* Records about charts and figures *
◆ ◆ ◆
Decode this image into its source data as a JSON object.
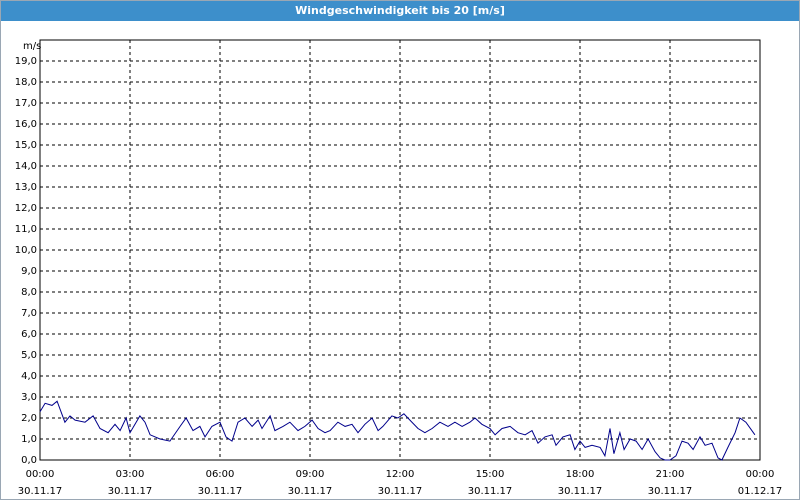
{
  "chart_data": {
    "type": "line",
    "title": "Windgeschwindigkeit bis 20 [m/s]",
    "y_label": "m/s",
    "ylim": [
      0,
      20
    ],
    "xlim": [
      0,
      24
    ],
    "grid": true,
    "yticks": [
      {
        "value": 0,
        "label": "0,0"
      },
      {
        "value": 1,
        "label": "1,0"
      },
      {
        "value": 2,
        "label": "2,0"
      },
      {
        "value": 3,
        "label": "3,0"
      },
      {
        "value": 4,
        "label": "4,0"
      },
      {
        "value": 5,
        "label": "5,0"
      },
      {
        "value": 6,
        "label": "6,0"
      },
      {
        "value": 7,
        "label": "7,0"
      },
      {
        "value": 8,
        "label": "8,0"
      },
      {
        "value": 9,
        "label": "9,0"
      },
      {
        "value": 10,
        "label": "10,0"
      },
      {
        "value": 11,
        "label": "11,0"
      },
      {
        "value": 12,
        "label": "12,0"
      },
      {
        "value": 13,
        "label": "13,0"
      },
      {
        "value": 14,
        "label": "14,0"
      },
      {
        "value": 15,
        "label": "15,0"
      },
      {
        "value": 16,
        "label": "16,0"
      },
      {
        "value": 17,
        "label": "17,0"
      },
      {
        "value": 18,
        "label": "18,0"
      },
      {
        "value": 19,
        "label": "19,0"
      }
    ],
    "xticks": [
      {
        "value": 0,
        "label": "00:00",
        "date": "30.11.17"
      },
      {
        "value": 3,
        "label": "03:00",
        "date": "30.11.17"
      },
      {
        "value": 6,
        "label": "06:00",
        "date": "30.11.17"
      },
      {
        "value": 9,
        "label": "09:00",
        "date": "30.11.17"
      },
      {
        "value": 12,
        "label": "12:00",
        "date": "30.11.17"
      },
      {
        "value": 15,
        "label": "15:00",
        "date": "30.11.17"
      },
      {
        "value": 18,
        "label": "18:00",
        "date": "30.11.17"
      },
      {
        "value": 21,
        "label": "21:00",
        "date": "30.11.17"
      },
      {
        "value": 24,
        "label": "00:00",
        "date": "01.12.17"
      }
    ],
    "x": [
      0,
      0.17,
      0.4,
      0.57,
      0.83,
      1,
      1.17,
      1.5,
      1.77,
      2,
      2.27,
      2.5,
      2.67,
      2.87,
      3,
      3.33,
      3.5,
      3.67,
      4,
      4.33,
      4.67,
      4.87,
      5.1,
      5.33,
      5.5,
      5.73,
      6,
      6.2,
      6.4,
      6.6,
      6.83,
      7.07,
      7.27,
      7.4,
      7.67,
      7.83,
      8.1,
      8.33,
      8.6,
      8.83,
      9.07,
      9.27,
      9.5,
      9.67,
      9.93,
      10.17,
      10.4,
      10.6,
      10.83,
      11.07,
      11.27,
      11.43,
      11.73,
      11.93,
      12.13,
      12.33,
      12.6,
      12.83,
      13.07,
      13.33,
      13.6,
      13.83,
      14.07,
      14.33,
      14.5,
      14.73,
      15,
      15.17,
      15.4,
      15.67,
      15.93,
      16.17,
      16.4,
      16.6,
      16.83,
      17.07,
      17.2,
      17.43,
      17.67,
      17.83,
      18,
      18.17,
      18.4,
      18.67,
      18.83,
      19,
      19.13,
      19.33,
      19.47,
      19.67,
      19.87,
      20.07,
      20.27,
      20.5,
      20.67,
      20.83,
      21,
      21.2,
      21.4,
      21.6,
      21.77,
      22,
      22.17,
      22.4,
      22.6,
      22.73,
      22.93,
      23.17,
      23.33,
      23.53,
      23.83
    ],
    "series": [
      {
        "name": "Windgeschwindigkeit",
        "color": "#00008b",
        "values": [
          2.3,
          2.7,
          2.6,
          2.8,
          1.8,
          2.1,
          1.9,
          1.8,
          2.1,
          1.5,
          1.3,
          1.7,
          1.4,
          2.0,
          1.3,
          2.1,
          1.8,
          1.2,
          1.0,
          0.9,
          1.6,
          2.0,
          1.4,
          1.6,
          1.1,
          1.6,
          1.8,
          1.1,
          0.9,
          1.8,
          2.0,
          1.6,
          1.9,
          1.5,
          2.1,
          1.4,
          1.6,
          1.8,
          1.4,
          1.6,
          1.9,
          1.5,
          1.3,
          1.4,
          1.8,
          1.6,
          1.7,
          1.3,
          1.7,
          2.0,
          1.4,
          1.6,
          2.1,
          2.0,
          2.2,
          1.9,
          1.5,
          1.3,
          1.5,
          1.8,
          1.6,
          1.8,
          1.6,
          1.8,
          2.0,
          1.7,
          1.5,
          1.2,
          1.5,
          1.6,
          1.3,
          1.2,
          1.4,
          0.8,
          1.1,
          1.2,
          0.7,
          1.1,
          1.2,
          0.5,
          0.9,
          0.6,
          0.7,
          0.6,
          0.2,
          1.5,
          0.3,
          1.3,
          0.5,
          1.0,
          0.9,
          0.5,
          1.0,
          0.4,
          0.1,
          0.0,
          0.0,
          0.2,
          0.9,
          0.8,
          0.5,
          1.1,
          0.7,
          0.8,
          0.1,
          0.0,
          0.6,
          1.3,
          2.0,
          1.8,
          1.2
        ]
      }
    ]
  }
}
◆ ◆ ◆
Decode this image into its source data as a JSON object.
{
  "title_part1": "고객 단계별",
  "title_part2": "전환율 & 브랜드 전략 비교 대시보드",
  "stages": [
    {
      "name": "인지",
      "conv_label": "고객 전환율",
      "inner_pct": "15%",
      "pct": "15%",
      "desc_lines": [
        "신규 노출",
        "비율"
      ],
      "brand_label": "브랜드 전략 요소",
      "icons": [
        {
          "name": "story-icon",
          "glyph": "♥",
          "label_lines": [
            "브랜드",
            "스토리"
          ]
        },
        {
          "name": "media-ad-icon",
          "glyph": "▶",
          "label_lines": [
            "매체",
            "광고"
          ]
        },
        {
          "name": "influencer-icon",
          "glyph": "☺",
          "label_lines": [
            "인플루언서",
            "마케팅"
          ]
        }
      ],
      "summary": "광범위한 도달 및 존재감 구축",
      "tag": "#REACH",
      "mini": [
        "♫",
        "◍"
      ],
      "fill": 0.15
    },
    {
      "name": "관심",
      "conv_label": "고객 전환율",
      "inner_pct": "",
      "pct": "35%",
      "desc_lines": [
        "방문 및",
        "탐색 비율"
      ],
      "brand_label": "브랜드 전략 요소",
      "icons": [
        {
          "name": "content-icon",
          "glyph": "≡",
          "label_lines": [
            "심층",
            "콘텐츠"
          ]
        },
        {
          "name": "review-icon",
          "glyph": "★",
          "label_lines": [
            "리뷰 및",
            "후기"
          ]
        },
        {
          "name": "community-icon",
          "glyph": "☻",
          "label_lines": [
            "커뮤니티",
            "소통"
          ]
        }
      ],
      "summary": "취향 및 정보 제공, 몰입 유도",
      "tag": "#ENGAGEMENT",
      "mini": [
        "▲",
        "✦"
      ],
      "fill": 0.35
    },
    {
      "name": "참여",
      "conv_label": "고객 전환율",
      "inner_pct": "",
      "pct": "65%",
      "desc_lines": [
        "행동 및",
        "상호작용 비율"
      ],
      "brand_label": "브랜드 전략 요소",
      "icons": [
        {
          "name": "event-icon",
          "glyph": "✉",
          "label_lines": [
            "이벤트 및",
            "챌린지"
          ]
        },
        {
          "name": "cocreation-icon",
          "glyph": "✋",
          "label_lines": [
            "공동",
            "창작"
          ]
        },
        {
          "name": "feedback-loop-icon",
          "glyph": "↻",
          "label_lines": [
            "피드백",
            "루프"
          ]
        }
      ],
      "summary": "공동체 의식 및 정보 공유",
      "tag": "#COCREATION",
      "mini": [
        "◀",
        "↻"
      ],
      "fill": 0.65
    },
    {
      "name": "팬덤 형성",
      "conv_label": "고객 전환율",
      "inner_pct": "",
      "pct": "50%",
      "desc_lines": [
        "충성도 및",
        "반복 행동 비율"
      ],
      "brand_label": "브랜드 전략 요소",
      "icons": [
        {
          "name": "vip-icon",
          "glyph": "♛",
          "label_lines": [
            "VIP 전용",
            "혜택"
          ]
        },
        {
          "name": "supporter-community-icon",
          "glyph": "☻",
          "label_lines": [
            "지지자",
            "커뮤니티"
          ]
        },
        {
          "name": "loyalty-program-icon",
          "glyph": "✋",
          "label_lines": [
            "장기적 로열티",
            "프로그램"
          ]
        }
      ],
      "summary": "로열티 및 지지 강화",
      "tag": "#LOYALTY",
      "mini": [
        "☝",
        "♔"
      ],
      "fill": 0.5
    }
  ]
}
◆ ◆ ◆
* Instructions for the task *
Count the lines in the records above that contain the word "summary", and give only the number.

* In response *
4